▶ [REQUIRED WORK] Every record below is to be retyped exactly.

▶ [DATASET EXCERPTS]
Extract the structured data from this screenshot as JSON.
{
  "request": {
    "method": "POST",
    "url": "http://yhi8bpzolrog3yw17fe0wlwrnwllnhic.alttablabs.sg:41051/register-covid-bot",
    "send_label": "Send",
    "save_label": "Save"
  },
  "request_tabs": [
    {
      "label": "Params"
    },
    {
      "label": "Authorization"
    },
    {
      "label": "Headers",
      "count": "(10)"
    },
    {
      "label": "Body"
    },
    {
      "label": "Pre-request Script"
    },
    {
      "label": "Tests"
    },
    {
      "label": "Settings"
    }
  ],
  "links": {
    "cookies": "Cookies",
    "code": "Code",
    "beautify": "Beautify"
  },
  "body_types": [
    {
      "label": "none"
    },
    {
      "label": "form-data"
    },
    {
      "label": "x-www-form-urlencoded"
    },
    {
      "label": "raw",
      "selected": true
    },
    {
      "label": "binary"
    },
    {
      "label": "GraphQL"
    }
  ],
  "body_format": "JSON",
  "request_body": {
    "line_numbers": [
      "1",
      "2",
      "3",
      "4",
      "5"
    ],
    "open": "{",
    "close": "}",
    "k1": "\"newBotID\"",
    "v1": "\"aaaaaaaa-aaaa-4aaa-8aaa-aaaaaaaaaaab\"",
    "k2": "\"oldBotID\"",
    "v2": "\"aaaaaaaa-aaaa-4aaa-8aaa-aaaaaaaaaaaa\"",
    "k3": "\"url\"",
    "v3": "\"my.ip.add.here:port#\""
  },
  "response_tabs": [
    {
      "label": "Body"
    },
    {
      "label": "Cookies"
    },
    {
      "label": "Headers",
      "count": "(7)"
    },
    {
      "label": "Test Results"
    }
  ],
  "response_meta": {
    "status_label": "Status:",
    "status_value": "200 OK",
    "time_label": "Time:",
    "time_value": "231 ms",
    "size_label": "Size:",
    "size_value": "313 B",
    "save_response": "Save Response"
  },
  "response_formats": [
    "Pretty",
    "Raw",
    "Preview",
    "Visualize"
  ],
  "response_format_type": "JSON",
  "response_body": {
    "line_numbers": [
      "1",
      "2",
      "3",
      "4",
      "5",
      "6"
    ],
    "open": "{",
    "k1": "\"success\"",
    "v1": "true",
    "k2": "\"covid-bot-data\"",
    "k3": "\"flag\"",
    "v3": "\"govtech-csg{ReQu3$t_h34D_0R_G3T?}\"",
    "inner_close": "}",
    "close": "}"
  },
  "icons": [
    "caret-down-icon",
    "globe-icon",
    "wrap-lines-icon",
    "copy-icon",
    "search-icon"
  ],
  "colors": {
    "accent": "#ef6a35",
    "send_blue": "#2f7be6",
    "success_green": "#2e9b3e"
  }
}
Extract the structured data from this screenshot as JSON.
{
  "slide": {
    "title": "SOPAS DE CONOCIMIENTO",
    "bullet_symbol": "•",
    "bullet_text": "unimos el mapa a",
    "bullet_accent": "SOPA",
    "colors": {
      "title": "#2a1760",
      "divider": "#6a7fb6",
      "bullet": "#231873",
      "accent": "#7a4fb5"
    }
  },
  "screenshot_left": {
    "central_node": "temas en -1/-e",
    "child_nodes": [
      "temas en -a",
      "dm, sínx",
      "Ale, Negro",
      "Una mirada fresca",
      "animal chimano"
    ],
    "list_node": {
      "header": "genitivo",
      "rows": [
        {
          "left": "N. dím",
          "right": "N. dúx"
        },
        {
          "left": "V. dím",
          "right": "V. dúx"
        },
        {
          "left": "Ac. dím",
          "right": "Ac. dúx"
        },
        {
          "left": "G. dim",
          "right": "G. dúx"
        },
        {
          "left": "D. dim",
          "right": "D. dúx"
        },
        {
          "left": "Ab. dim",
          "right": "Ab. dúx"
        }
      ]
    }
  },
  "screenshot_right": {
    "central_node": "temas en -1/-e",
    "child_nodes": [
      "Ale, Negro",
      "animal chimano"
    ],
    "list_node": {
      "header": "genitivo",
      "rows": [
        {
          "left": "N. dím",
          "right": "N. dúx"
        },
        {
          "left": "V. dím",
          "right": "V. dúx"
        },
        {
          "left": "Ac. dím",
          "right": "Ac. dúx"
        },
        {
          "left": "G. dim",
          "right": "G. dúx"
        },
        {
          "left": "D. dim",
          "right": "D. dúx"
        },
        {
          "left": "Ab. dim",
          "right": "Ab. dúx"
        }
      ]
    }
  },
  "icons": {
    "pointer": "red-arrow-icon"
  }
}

▶ [TASK RESPONSE]
Extract the structured data from this screenshot as JSON.
{
  "request": {
    "method": "POST",
    "url": "http://yhi8bpzolrog3yw17fe0wlwrnwllnhic.alttablabs.sg:41051/register-covid-bot",
    "send_label": "Send",
    "save_label": "Save"
  },
  "request_tabs": [
    {
      "label": "Params"
    },
    {
      "label": "Authorization"
    },
    {
      "label": "Headers",
      "count": "(10)"
    },
    {
      "label": "Body"
    },
    {
      "label": "Pre-request Script"
    },
    {
      "label": "Tests"
    },
    {
      "label": "Settings"
    }
  ],
  "links": {
    "cookies": "Cookies",
    "code": "Code",
    "beautify": "Beautify"
  },
  "body_types": [
    {
      "label": "none"
    },
    {
      "label": "form-data"
    },
    {
      "label": "x-www-form-urlencoded"
    },
    {
      "label": "raw",
      "selected": true
    },
    {
      "label": "binary"
    },
    {
      "label": "GraphQL"
    }
  ],
  "body_format": "JSON",
  "request_body": {
    "line_numbers": [
      "1",
      "2",
      "3",
      "4",
      "5"
    ],
    "open": "{",
    "close": "}",
    "k1": "\"newBotID\"",
    "v1": "\"aaaaaaaa-aaaa-4aaa-8aaa-aaaaaaaaaaab\"",
    "k2": "\"oldBotID\"",
    "v2": "\"aaaaaaaa-aaaa-4aaa-8aaa-aaaaaaaaaaaa\"",
    "k3": "\"url\"",
    "v3": "\"my.ip.add.here:port#\""
  },
  "response_tabs": [
    {
      "label": "Body"
    },
    {
      "label": "Cookies"
    },
    {
      "label": "Headers",
      "count": "(7)"
    },
    {
      "label": "Test Results"
    }
  ],
  "response_meta": {
    "status_label": "Status:",
    "status_value": "200 OK",
    "time_label": "Time:",
    "time_value": "231 ms",
    "size_label": "Size:",
    "size_value": "313 B",
    "save_response": "Save Response"
  },
  "response_formats": [
    "Pretty",
    "Raw",
    "Preview",
    "Visualize"
  ],
  "response_format_type": "JSON",
  "response_body": {
    "line_numbers": [
      "1",
      "2",
      "3",
      "4",
      "5",
      "6"
    ],
    "open": "{",
    "k1": "\"success\"",
    "v1": "true",
    "k2": "\"covid-bot-data\"",
    "k3": "\"flag\"",
    "v3": "\"govtech-csg{ReQu3$t_h34D_0R_G3T?}\"",
    "inner_close": "}",
    "close": "}"
  },
  "icons": [
    "caret-down-icon",
    "globe-icon",
    "wrap-lines-icon",
    "copy-icon",
    "search-icon"
  ],
  "colors": {
    "accent": "#ef6a35",
    "send_blue": "#2f7be6",
    "success_green": "#2e9b3e"
  }
}
Extract the structured data from this screenshot as JSON.
{
  "slide": {
    "title": "SOPAS DE CONOCIMIENTO",
    "bullet_symbol": "•",
    "bullet_text": "unimos el mapa a",
    "bullet_accent": "SOPA",
    "colors": {
      "title": "#2a1760",
      "divider": "#6a7fb6",
      "bullet": "#231873",
      "accent": "#7a4fb5"
    }
  },
  "screenshot_left": {
    "central_node": "temas en -1/-e",
    "child_nodes": [
      "temas en -a",
      "dm, sínx",
      "Ale, Negro",
      "Una mirada fresca",
      "animal chimano"
    ],
    "list_node": {
      "header": "genitivo",
      "rows": [
        {
          "left": "N. dím",
          "right": "N. dúx"
        },
        {
          "left": "V. dím",
          "right": "V. dúx"
        },
        {
          "left": "Ac. dím",
          "right": "Ac. dúx"
        },
        {
          "left": "G. dim",
          "right": "G. dúx"
        },
        {
          "left": "D. dim",
          "right": "D. dúx"
        },
        {
          "left": "Ab. dim",
          "right": "Ab. dúx"
        }
      ]
    }
  },
  "screenshot_right": {
    "central_node": "temas en -1/-e",
    "child_nodes": [
      "Ale, Negro",
      "animal chimano"
    ],
    "list_node": {
      "header": "genitivo",
      "rows": [
        {
          "left": "N. dím",
          "right": "N. dúx"
        },
        {
          "left": "V. dím",
          "right": "V. dúx"
        },
        {
          "left": "Ac. dím",
          "right": "Ac. dúx"
        },
        {
          "left": "G. dim",
          "right": "G. dúx"
        },
        {
          "left": "D. dim",
          "right": "D. dúx"
        },
        {
          "left": "Ab. dim",
          "right": "Ab. dúx"
        }
      ]
    }
  },
  "icons": {
    "pointer": "red-arrow-icon"
  }
}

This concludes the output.